§ **What is being asked**
Note each line of the listing that contains the string "this", and copy it.

§ **Supplied data**
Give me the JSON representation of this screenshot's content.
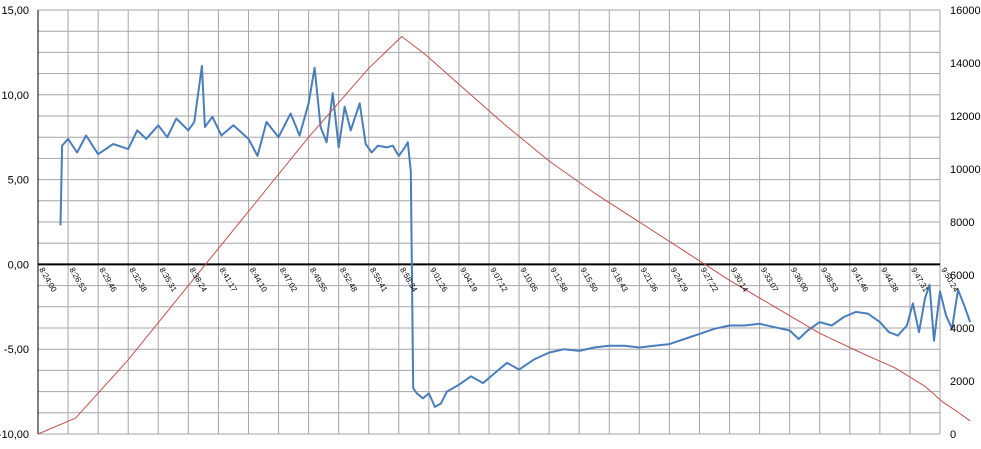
{
  "chart_data": {
    "type": "line",
    "x_ticks": [
      "8:24:00",
      "8:26:53",
      "8:29:46",
      "8:32:38",
      "8:35:31",
      "8:38:24",
      "8:41:17",
      "8:44:10",
      "8:47:02",
      "8:49:55",
      "8:52:48",
      "8:55:41",
      "8:58:34",
      "9:01:26",
      "9:04:19",
      "9:07:12",
      "9:10:05",
      "9:12:58",
      "9:15:50",
      "9:18:43",
      "9:21:36",
      "9:24:29",
      "9:27:22",
      "9:30:14",
      "9:33:07",
      "9:36:00",
      "9:38:53",
      "9:41:46",
      "9:44:38",
      "9:47:31",
      "9:50:24"
    ],
    "y_left": {
      "min": -10,
      "max": 15,
      "ticks": [
        -10,
        -5,
        0,
        5,
        10,
        15
      ],
      "tick_labels": [
        "-10,00",
        "-5,00",
        "0,00",
        "5,00",
        "10,00",
        "15,00"
      ]
    },
    "y_right": {
      "min": 0,
      "max": 16000,
      "ticks": [
        0,
        2000,
        4000,
        6000,
        8000,
        10000,
        12000,
        14000,
        16000
      ],
      "tick_labels": [
        "0",
        "2000",
        "4000",
        "6000",
        "8000",
        "10000",
        "12000",
        "14000",
        "16000"
      ]
    },
    "grid": true,
    "series": [
      {
        "axis": "left",
        "color": "#4a7ebb",
        "points": [
          [
            0.75,
            2.3
          ],
          [
            0.8,
            7.0
          ],
          [
            1.0,
            7.4
          ],
          [
            1.3,
            6.6
          ],
          [
            1.6,
            7.6
          ],
          [
            2.0,
            6.5
          ],
          [
            2.5,
            7.1
          ],
          [
            3.0,
            6.8
          ],
          [
            3.3,
            7.9
          ],
          [
            3.6,
            7.4
          ],
          [
            4.0,
            8.2
          ],
          [
            4.3,
            7.5
          ],
          [
            4.6,
            8.6
          ],
          [
            5.0,
            7.9
          ],
          [
            5.2,
            8.4
          ],
          [
            5.45,
            11.7
          ],
          [
            5.55,
            8.1
          ],
          [
            5.8,
            8.7
          ],
          [
            6.1,
            7.6
          ],
          [
            6.5,
            8.2
          ],
          [
            7.0,
            7.4
          ],
          [
            7.3,
            6.4
          ],
          [
            7.6,
            8.4
          ],
          [
            8.0,
            7.5
          ],
          [
            8.4,
            8.9
          ],
          [
            8.7,
            7.6
          ],
          [
            9.0,
            9.5
          ],
          [
            9.2,
            11.6
          ],
          [
            9.4,
            8.1
          ],
          [
            9.6,
            7.2
          ],
          [
            9.8,
            10.1
          ],
          [
            10.0,
            6.9
          ],
          [
            10.2,
            9.3
          ],
          [
            10.4,
            7.9
          ],
          [
            10.7,
            9.5
          ],
          [
            10.9,
            7.1
          ],
          [
            11.1,
            6.6
          ],
          [
            11.3,
            7.0
          ],
          [
            11.6,
            6.9
          ],
          [
            11.8,
            7.0
          ],
          [
            12.0,
            6.4
          ],
          [
            12.2,
            6.9
          ],
          [
            12.3,
            7.2
          ],
          [
            12.4,
            5.5
          ],
          [
            12.48,
            -7.3
          ],
          [
            12.6,
            -7.6
          ],
          [
            12.8,
            -7.9
          ],
          [
            13.0,
            -7.6
          ],
          [
            13.2,
            -8.4
          ],
          [
            13.4,
            -8.2
          ],
          [
            13.6,
            -7.5
          ],
          [
            14.0,
            -7.1
          ],
          [
            14.4,
            -6.6
          ],
          [
            14.8,
            -7.0
          ],
          [
            15.2,
            -6.4
          ],
          [
            15.6,
            -5.8
          ],
          [
            16.0,
            -6.2
          ],
          [
            16.5,
            -5.6
          ],
          [
            17.0,
            -5.2
          ],
          [
            17.5,
            -5.0
          ],
          [
            18.0,
            -5.1
          ],
          [
            18.5,
            -4.9
          ],
          [
            19.0,
            -4.8
          ],
          [
            19.5,
            -4.8
          ],
          [
            20.0,
            -4.9
          ],
          [
            20.5,
            -4.8
          ],
          [
            21.0,
            -4.7
          ],
          [
            21.5,
            -4.4
          ],
          [
            22.0,
            -4.1
          ],
          [
            22.5,
            -3.8
          ],
          [
            23.0,
            -3.6
          ],
          [
            23.5,
            -3.6
          ],
          [
            24.0,
            -3.5
          ],
          [
            24.5,
            -3.7
          ],
          [
            25.0,
            -3.9
          ],
          [
            25.3,
            -4.4
          ],
          [
            25.6,
            -3.9
          ],
          [
            26.0,
            -3.4
          ],
          [
            26.4,
            -3.6
          ],
          [
            26.8,
            -3.1
          ],
          [
            27.2,
            -2.8
          ],
          [
            27.6,
            -2.9
          ],
          [
            28.0,
            -3.4
          ],
          [
            28.3,
            -4.0
          ],
          [
            28.6,
            -4.2
          ],
          [
            28.9,
            -3.6
          ],
          [
            29.1,
            -2.3
          ],
          [
            29.3,
            -4.0
          ],
          [
            29.5,
            -2.0
          ],
          [
            29.65,
            -1.2
          ],
          [
            29.8,
            -4.5
          ],
          [
            30.0,
            -1.6
          ],
          [
            30.2,
            -3.0
          ],
          [
            30.4,
            -3.8
          ],
          [
            30.6,
            -1.5
          ],
          [
            30.8,
            -2.4
          ],
          [
            31.0,
            -3.4
          ]
        ]
      },
      {
        "axis": "right",
        "color": "#c0504d",
        "points": [
          [
            0,
            0
          ],
          [
            1.25,
            600
          ],
          [
            3.0,
            2800
          ],
          [
            5.0,
            5600
          ],
          [
            7.0,
            8400
          ],
          [
            9.0,
            11200
          ],
          [
            11.0,
            13800
          ],
          [
            12.1,
            15000
          ],
          [
            12.9,
            14300
          ],
          [
            14.0,
            13200
          ],
          [
            15.5,
            11700
          ],
          [
            17.0,
            10300
          ],
          [
            18.5,
            9100
          ],
          [
            20.0,
            8000
          ],
          [
            21.5,
            6900
          ],
          [
            23.0,
            5800
          ],
          [
            24.5,
            4800
          ],
          [
            26.0,
            3800
          ],
          [
            27.5,
            3000
          ],
          [
            28.5,
            2500
          ],
          [
            29.5,
            1800
          ],
          [
            30.1,
            1200
          ],
          [
            30.5,
            900
          ],
          [
            31.0,
            500
          ]
        ]
      }
    ]
  }
}
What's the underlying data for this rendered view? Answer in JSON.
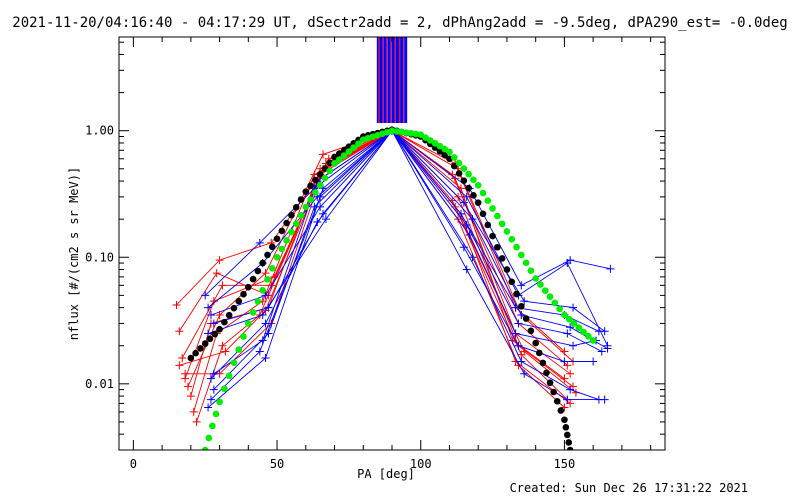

§ **Output of the task**
Give me the JSON representation of this screenshot's content.
What's the underlying data for this rendered view? Answer in JSON.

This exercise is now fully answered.